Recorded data
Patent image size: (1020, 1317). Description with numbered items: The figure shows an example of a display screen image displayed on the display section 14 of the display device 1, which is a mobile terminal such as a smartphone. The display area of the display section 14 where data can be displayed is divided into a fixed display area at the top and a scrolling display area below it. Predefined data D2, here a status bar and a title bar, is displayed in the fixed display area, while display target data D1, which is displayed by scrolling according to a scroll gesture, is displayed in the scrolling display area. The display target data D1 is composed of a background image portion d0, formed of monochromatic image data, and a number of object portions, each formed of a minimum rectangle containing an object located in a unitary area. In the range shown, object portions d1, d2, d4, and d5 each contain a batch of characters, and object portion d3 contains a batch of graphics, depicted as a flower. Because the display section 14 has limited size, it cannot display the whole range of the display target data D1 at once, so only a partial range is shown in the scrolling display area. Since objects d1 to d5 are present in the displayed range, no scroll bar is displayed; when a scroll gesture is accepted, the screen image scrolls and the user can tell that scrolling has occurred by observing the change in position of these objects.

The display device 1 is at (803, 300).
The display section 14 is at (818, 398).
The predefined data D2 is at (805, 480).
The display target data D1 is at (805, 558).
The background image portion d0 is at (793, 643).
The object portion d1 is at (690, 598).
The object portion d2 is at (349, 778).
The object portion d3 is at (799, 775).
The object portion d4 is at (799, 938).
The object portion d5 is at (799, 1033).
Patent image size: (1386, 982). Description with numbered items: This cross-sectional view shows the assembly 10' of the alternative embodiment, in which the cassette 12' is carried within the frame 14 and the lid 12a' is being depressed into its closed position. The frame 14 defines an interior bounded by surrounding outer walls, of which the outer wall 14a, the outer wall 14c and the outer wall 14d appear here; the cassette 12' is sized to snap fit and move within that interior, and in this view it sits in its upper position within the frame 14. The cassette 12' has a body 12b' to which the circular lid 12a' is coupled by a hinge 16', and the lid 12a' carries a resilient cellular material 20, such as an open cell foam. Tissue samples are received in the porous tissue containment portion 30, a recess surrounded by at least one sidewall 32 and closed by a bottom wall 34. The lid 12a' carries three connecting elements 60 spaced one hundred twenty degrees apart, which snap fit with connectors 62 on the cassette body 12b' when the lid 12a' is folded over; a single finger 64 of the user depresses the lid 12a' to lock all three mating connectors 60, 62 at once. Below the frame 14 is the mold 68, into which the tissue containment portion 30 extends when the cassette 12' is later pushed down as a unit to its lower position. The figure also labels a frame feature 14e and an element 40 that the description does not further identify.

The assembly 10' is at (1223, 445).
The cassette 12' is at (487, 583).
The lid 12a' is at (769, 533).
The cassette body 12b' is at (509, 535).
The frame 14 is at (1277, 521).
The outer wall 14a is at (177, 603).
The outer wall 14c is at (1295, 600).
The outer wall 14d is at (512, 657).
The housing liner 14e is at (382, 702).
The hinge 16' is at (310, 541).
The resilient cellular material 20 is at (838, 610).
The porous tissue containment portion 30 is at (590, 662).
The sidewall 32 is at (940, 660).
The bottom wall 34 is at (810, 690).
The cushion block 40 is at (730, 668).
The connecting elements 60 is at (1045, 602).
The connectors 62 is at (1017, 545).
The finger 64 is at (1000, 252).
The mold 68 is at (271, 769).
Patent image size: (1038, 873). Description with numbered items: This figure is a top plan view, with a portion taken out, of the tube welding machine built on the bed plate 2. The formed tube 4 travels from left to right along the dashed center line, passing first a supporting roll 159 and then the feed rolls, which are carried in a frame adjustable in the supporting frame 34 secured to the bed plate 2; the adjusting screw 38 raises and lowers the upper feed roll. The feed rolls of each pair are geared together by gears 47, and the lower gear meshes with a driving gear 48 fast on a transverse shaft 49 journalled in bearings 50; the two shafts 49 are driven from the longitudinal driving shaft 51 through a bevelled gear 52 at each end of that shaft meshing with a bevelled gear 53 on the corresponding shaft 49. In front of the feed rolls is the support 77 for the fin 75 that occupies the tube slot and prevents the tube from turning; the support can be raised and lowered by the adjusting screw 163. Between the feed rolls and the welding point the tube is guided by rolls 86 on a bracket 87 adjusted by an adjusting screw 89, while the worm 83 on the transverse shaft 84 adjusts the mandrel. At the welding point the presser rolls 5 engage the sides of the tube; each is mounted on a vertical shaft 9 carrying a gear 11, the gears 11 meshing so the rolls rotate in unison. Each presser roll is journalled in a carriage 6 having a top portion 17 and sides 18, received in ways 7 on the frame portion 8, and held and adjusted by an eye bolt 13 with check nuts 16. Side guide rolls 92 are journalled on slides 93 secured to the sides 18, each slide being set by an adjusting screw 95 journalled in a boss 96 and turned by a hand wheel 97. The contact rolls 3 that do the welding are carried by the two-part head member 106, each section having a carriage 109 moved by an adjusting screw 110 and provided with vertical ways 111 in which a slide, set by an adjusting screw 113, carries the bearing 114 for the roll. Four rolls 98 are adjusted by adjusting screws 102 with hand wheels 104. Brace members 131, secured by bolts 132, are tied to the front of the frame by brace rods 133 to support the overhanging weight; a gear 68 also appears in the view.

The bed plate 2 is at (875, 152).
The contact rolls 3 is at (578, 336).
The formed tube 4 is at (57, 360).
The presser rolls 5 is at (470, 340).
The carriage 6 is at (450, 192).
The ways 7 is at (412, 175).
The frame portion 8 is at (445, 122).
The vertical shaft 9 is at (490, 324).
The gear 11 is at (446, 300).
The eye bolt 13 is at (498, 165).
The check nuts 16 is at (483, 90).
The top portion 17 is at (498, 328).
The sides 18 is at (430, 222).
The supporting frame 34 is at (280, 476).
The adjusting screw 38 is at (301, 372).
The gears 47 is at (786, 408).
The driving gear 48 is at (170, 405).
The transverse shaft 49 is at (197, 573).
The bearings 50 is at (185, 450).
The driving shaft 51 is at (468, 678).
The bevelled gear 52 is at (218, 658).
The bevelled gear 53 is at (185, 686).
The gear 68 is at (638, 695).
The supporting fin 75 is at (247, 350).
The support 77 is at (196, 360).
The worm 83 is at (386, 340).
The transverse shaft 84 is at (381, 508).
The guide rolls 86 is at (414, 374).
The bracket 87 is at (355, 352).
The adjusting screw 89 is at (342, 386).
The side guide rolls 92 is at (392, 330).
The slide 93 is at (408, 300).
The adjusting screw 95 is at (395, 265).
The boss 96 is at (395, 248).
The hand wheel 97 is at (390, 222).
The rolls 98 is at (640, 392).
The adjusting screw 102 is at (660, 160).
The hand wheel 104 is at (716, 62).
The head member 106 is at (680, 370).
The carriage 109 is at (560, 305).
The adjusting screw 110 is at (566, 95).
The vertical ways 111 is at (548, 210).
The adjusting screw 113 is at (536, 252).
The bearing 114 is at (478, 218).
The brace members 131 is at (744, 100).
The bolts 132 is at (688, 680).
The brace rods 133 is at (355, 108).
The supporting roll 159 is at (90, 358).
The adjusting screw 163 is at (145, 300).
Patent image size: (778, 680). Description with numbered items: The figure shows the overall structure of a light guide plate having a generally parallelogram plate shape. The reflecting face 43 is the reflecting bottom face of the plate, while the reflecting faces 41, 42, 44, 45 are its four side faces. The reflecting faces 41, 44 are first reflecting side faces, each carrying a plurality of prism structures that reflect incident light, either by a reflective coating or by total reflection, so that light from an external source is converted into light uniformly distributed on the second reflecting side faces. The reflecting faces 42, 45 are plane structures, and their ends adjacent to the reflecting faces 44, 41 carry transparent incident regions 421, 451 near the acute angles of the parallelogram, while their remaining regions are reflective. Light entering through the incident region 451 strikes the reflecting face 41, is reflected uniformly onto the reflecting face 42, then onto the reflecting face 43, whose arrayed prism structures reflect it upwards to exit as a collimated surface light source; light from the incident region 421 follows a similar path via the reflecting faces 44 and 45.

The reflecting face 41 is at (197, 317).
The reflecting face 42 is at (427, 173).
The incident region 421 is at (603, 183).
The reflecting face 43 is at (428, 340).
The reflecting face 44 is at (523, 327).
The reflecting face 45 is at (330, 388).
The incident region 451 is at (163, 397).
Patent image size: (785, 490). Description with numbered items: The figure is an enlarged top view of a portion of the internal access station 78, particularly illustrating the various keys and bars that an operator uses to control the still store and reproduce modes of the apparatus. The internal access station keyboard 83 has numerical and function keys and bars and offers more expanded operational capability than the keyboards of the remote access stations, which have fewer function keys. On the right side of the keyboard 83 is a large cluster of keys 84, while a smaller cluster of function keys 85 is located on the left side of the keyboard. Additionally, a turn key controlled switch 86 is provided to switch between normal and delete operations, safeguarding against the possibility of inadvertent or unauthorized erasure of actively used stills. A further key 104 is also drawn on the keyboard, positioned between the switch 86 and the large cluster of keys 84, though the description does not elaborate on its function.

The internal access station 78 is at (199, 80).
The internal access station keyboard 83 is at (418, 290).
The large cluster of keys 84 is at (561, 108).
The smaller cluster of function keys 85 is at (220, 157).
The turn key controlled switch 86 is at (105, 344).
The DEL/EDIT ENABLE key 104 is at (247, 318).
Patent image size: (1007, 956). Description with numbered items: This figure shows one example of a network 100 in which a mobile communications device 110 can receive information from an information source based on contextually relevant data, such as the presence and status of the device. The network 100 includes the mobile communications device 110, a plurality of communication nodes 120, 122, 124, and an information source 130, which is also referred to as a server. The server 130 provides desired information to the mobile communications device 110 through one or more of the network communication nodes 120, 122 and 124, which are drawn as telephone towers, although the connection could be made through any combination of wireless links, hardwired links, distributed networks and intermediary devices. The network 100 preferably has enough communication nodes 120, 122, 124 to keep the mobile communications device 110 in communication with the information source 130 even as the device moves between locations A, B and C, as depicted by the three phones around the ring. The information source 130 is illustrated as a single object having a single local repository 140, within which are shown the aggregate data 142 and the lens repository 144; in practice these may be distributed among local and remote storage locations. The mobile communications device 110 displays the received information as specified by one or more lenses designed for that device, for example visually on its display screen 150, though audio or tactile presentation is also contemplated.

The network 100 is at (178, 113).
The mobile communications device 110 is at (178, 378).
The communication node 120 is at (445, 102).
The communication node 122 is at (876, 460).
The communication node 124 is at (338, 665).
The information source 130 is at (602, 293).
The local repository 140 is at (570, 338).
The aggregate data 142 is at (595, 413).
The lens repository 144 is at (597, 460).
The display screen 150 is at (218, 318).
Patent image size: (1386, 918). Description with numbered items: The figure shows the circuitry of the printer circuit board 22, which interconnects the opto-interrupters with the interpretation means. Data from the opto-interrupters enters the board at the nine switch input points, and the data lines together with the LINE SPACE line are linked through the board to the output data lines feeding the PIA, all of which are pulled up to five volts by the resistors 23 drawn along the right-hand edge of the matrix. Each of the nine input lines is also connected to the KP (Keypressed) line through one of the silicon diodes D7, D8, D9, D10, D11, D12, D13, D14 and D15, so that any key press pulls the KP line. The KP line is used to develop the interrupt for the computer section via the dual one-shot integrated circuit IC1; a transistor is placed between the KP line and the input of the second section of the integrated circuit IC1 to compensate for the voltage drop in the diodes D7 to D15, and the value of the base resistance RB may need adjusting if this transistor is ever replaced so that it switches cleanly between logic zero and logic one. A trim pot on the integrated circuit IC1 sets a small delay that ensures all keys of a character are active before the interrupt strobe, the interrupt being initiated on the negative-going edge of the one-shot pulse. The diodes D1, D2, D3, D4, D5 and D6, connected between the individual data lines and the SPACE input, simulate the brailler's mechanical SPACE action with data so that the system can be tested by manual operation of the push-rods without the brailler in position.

● **Problem requirements**
Extract the lines from the very first one through the line holding "The display device 1 is at (803, 300).", inclusive, and repeat them unchanged.

● **Solution for this task**
Patent image size: (1020, 1317). Description with numbered items: The figure shows an example of a display screen image displayed on the display section 14 of the display device 1, which is a mobile terminal such as a smartphone. The display area of the display section 14 where data can be displayed is divided into a fixed display area at the top and a scrolling display area below it. Predefined data D2, here a status bar and a title bar, is displayed in the fixed display area, while display target data D1, which is displayed by scrolling according to a scroll gesture, is displayed in the scrolling display area. The display target data D1 is composed of a background image portion d0, formed of monochromatic image data, and a number of object portions, each formed of a minimum rectangle containing an object located in a unitary area. In the range shown, object portions d1, d2, d4, and d5 each contain a batch of characters, and object portion d3 contains a batch of graphics, depicted as a flower. Because the display section 14 has limited size, it cannot display the whole range of the display target data D1 at once, so only a partial range is shown in the scrolling display area. Since objects d1 to d5 are present in the displayed range, no scroll bar is displayed; when a scroll gesture is accepted, the screen image scrolls and the user can tell that scrolling has occurred by observing the change in position of these objects.

The display device 1 is at (803, 300).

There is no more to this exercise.